### GOAL
Gather each line of the records where "اختر" appears.
* Begin *
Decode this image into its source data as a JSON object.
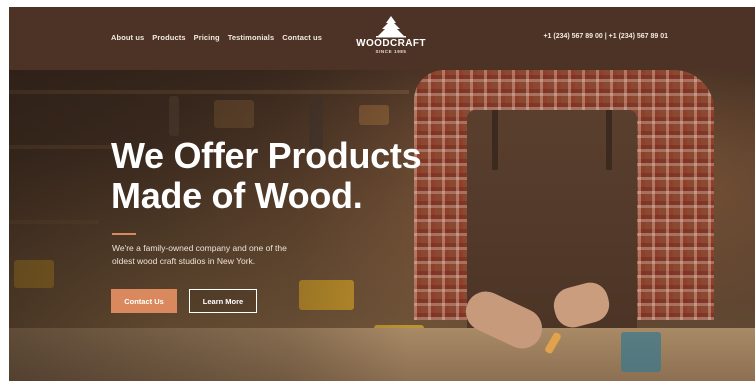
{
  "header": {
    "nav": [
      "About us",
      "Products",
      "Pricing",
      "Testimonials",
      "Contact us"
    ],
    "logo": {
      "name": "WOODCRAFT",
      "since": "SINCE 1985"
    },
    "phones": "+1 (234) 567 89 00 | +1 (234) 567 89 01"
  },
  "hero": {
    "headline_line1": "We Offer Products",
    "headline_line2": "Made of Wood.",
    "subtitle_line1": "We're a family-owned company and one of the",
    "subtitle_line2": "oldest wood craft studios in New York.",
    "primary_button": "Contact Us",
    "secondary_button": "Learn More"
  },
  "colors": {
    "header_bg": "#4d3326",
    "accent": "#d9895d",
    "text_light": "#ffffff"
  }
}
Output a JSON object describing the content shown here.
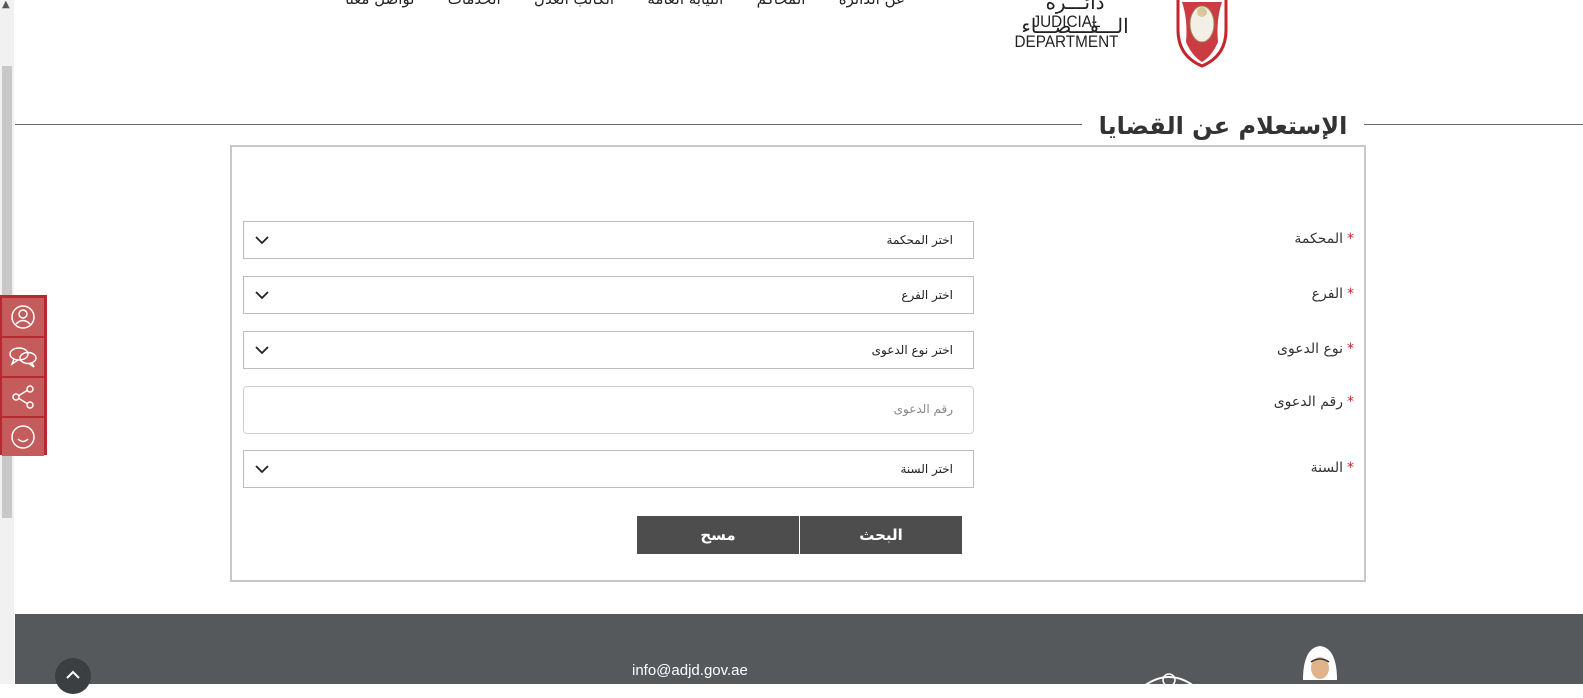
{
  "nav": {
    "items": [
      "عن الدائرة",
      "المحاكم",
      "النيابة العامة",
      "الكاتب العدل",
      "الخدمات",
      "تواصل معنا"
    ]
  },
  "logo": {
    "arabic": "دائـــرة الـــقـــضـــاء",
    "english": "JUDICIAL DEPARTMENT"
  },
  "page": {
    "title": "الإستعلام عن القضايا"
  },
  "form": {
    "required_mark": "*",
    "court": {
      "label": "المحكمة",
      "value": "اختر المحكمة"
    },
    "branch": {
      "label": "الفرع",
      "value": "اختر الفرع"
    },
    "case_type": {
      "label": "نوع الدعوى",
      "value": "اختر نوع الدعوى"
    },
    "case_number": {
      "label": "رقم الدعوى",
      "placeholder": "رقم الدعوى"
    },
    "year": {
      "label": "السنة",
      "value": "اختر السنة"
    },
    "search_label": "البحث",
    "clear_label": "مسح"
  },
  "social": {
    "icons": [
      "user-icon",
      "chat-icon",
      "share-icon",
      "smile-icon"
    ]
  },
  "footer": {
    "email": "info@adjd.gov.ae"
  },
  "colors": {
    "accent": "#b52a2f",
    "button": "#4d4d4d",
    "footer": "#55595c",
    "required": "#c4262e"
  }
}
* End *
* Begin *
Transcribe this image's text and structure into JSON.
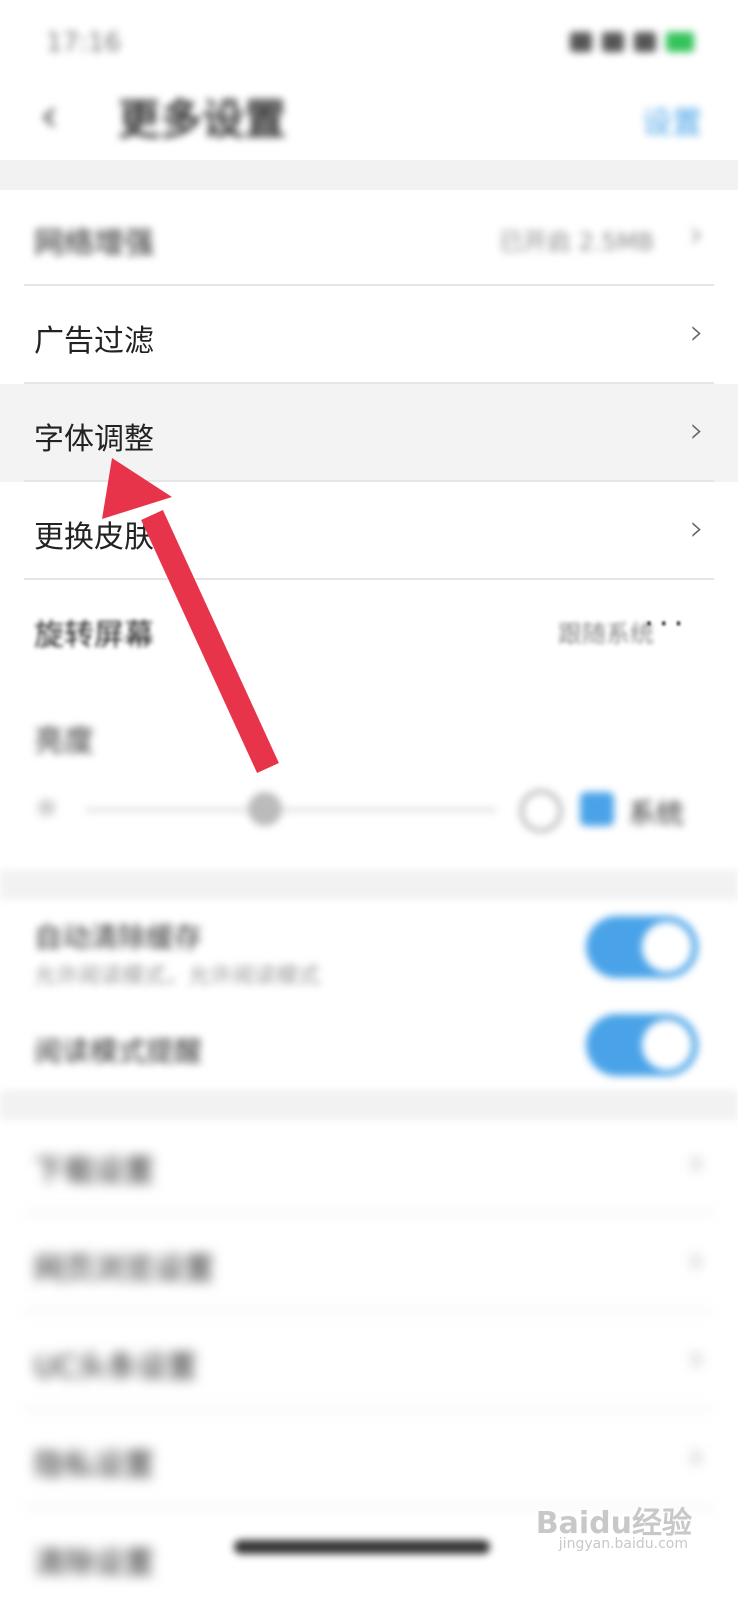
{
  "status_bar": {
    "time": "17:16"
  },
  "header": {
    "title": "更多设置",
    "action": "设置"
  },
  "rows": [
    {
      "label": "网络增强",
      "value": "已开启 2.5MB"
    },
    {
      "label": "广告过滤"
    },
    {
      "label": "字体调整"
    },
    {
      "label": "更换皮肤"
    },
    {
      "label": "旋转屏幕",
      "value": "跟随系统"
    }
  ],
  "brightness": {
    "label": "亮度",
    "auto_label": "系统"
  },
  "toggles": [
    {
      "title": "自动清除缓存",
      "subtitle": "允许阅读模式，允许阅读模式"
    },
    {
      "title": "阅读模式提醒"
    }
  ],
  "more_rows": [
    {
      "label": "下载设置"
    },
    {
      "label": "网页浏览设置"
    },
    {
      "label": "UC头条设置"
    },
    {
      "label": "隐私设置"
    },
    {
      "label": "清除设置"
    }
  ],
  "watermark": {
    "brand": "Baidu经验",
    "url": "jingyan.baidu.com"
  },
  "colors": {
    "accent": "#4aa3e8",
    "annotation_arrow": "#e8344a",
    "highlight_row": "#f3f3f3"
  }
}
* End *
* Begin *
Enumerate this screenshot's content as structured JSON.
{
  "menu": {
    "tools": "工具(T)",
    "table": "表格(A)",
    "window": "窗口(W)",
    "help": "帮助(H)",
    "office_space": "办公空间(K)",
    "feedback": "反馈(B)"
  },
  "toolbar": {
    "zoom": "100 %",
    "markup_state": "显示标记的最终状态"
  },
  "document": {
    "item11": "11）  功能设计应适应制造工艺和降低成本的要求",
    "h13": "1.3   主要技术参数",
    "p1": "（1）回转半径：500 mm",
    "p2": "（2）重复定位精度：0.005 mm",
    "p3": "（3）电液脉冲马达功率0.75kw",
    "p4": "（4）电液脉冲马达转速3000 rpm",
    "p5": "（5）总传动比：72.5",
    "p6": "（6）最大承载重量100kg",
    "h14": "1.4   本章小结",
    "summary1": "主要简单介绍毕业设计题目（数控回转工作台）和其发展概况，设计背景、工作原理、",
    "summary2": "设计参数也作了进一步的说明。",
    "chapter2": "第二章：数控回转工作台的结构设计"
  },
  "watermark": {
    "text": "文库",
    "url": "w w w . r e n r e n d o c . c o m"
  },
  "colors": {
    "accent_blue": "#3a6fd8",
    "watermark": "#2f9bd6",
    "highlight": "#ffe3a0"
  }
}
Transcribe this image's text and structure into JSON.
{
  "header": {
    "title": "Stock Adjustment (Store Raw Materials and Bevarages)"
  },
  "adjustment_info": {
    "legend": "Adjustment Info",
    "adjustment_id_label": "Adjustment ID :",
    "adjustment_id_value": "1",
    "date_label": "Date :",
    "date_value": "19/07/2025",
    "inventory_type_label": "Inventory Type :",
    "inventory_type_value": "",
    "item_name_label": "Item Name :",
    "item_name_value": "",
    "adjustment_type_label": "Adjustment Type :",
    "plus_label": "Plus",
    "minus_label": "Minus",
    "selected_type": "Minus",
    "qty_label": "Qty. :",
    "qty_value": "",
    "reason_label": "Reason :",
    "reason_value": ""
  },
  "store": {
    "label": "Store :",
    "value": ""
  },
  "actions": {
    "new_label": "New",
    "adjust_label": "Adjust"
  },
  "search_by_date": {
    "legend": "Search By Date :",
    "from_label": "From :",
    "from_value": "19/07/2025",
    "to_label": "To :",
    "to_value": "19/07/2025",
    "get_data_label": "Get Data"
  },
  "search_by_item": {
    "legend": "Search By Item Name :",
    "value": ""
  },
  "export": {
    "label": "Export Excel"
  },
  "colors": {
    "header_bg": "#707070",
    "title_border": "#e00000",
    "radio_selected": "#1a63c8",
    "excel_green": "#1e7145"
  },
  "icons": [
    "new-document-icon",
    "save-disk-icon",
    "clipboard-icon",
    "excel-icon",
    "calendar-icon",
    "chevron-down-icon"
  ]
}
* End *
### FINAL RESULT
      "value": "اختر المحكمة"
      "value": "اختر الفرع"
      "value": "اختر نوع الدعوى"
      "value": "اختر السنة"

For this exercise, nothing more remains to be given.